**Problem to work on:**
Sift the material for lines containing "Riverine", and return them.

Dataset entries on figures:
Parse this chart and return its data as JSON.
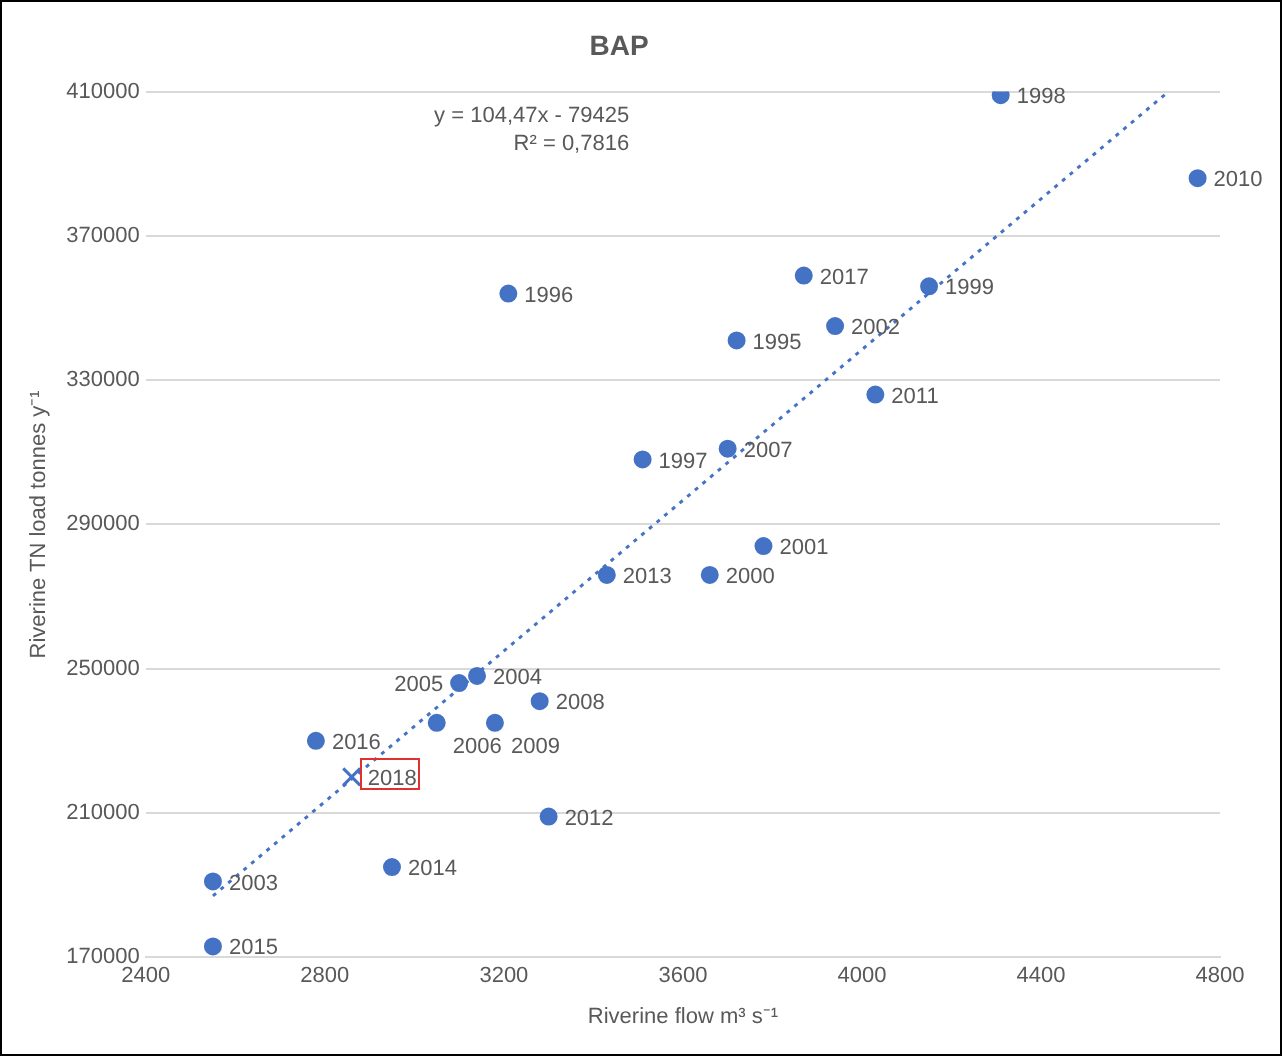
{
  "chart_data": {
    "type": "scatter",
    "title": "BAP",
    "xlabel": "Riverine flow m³ s⁻¹",
    "ylabel": "Riverine TN load tonnes y⁻¹",
    "xlim": [
      2400,
      4800
    ],
    "xticks": [
      2400,
      2800,
      3200,
      3600,
      4000,
      4400,
      4800
    ],
    "ylim": [
      170000,
      410000
    ],
    "yticks": [
      170000,
      210000,
      250000,
      290000,
      330000,
      370000,
      410000
    ],
    "grid": "y",
    "legend": false,
    "series": [
      {
        "marker": "circle",
        "color": "#4472c4",
        "x": [
          4310,
          4750,
          3210,
          3870,
          4150,
          3940,
          3720,
          4030,
          3510,
          3700,
          3780,
          3430,
          3660,
          3140,
          3100,
          3280,
          3050,
          3180,
          2780,
          3300,
          2950,
          2550,
          2550
        ],
        "values": [
          409000,
          386000,
          354000,
          359000,
          356000,
          345000,
          341000,
          326000,
          308000,
          311000,
          284000,
          276000,
          276000,
          248000,
          246000,
          241000,
          235000,
          235000,
          230000,
          209000,
          195000,
          191000,
          173000
        ]
      },
      {
        "marker": "cross",
        "color": "#4472c4",
        "x": [
          2860
        ],
        "values": [
          220000
        ]
      },
      {
        "type": "line",
        "marker": "none",
        "line_style": "dotted",
        "color": "#4472c4",
        "x": [
          2550,
          4680
        ],
        "values": [
          187000,
          409500
        ]
      }
    ],
    "annotations": [
      "y = 104,47x - 79425\nR² = 0,7816",
      {
        "text": "1998",
        "x": 4310,
        "y": 409000
      },
      {
        "text": "2010",
        "x": 4750,
        "y": 386000
      },
      {
        "text": "1996",
        "x": 3210,
        "y": 354000
      },
      {
        "text": "2017",
        "x": 3870,
        "y": 359000
      },
      {
        "text": "1999",
        "x": 4150,
        "y": 356000
      },
      {
        "text": "2002",
        "x": 3940,
        "y": 345000
      },
      {
        "text": "1995",
        "x": 3720,
        "y": 341000
      },
      {
        "text": "2011",
        "x": 4030,
        "y": 326000
      },
      {
        "text": "1997",
        "x": 3510,
        "y": 308000
      },
      {
        "text": "2007",
        "x": 3700,
        "y": 311000
      },
      {
        "text": "2001",
        "x": 3780,
        "y": 284000
      },
      {
        "text": "2013",
        "x": 3430,
        "y": 276000
      },
      {
        "text": "2000",
        "x": 3660,
        "y": 276000
      },
      {
        "text": "2004",
        "x": 3140,
        "y": 248000
      },
      {
        "text": "2005",
        "x": 3100,
        "y": 246000
      },
      {
        "text": "2008",
        "x": 3280,
        "y": 241000
      },
      {
        "text": "2006",
        "x": 3050,
        "y": 235000
      },
      {
        "text": "2009",
        "x": 3180,
        "y": 235000
      },
      {
        "text": "2016",
        "x": 2780,
        "y": 230000
      },
      {
        "text": "2018",
        "x": 2860,
        "y": 220000
      },
      {
        "text": "2012",
        "x": 3300,
        "y": 209000
      },
      {
        "text": "2014",
        "x": 2950,
        "y": 195000
      },
      {
        "text": "2003",
        "x": 2550,
        "y": 191000
      },
      {
        "text": "2015",
        "x": 2550,
        "y": 173000
      }
    ]
  }
}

**Expected answer:**
    "xlabel": "Riverine flow m³ s⁻¹",
    "ylabel": "Riverine TN load tonnes y⁻¹",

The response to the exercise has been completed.